* [TEXTE SUPPORT]

==================================================

Depuis la pandémie de Covid-19, le “de-risking” et la relocalisation des capacités de production stratégiques se généralisent, particulièrement dans le secteur pharmaceutique, les technologies propres et les véhicules électriques. Désormais, même les économies matures comme les États-Unis, le Japon et la Corée rejoignent les grandes économies émergentes dans cette course au contenu local, laissant l’Europe dangereusement à la traîne.
L’exigence d’une règle d’origine à 80% pour sauver la souveraineté automobile européenne
Les règles d’origine (RO) mises en oeuvre dans les accords de libre-échange constituent un modèle éprouvé de politique de contenu local. L’analyse par le Gerpisa de 10 accords conclus depuis 2016 (dont 7 actuellement en vigueur dans l’UE) révèle que les RO offrent un cadre robuste pour imposer des exigences de contenu local dans l’automobile. Ce système présente l’avantage d’être déjà effectif en Europe, offrant une base juridique solide pour développer une politique de contenu local automobile. Le CLIFA salue la volonté de la Commission européenne de “veiller à ce que l’avenir de l’industrie automobile reste fermement ancré en Europe”. Il l’appelle à suivre dès lors la recommandation du Gerpisa et à instaurer un seuil de 80% de contenu local pour définir ce que serait un véhicule léger et une pièce automobile “fabriqué en Europe” afin de préserver le niveau actuel de production européenne. Les batteries doivent bénéficier par ailleurs d’une RO spécifique qui sera fixée conformément au “paquet Booster” de l’UE et à l’objectif annoncé d’au moins 50% de valeur ajoutée le long de la chaîne de valeur des batteries fabriquées en Europe d’ici 2030. Combiné à la nécessité d’une politique européenne volontariste de compétitivité forte, cet outil vise à créer dès maintenant un cadre concurrentiel adapté aux réalités industrielles permettant à l’industrie automobile de rester ancrée en Europe. Cette nouvelle RO européenne et la définition d’un « fabriqué en Europe » doivent devenir un outil polyvalent essentiel, applicable :
● aux politiques commerciales pour exclure les voitures et les pièces détachées non “fabriquées en Europe” de la libre circulation des marchandises au sein du Marché Unique ;
● aux marchés publics européens, pour mettre en oeuvre efficacement un plan d’achat européen ;
● aux politiques visant à stimuler la demande de véhicules zéro émission, telles que les programmes de leasing social et les programmes de décarbonisation des flottes d’entreprise ;
● aux politiques d’incitation à l’achat des consommateurs ;
● dans le futur “Clean Industrial State Aid framework”, pour définir les critères d’éligibilité pour les acteurs étrangers ;
● dans le “FDI screening regulation”, pour réglementer la production automobile étrangère en Europe.

==================================================

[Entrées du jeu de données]
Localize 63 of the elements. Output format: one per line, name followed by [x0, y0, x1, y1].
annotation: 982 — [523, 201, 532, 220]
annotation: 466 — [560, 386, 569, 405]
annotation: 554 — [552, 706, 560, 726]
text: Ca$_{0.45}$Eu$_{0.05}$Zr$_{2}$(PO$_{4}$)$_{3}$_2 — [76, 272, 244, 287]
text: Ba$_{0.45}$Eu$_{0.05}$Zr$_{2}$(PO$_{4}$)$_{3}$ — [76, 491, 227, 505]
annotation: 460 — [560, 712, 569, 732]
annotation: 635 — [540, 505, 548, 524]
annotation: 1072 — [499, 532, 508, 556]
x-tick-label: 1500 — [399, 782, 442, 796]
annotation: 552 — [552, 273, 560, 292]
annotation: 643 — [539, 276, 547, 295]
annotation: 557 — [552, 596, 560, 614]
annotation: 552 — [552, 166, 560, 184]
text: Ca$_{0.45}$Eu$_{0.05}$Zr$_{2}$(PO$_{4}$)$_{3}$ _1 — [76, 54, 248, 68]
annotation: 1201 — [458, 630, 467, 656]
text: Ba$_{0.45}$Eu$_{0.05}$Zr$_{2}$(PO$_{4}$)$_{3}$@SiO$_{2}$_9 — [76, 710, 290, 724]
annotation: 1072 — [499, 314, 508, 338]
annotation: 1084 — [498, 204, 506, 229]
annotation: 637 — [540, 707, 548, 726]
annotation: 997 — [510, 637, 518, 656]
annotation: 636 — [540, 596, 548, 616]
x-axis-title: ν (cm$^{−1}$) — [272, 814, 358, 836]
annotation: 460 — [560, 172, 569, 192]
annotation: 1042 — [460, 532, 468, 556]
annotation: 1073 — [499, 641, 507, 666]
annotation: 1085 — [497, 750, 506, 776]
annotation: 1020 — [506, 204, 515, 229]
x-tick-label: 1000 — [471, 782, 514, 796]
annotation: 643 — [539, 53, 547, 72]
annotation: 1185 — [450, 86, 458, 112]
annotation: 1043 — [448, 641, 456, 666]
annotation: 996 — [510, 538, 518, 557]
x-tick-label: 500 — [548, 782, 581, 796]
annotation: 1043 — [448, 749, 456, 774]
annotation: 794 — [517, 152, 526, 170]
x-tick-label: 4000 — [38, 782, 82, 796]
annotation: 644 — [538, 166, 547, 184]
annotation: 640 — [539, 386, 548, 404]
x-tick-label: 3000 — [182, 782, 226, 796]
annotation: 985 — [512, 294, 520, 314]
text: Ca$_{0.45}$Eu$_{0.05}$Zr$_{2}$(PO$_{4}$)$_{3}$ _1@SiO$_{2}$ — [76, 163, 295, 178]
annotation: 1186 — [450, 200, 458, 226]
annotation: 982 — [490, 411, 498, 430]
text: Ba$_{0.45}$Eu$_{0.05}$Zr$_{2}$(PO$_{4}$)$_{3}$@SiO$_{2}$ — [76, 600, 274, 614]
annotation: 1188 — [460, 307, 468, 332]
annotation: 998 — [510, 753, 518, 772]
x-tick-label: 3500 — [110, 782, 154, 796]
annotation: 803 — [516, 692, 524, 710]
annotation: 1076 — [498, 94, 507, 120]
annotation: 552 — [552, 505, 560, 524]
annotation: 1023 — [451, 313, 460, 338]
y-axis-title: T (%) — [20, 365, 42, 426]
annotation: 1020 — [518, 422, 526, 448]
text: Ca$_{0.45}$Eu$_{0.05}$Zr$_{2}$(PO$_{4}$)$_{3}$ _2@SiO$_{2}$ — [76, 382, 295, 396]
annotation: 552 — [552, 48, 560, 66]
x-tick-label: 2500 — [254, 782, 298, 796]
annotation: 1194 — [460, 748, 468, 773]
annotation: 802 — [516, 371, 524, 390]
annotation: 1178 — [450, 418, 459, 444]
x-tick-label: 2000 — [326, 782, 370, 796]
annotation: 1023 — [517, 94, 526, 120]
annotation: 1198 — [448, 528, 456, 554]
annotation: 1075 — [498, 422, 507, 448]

==================================================

* [CONSIGNE] Dans le texte support sur la règle d'origine automobile, relevez tous les domaines auxquels la nouvelle RO européenne doit être applicable.

* [RÉPONSE ATTENDUE]
- Les politiques commerciales
- Les marchés publics européens
- Les politiques visant à stimuler la demande de véhicules zéro émission
- Les politiques d'incitation à l'achat des consommateurs
- Le futur « Clean Industrial State Aid framework »
- Le « FDI screening regulation »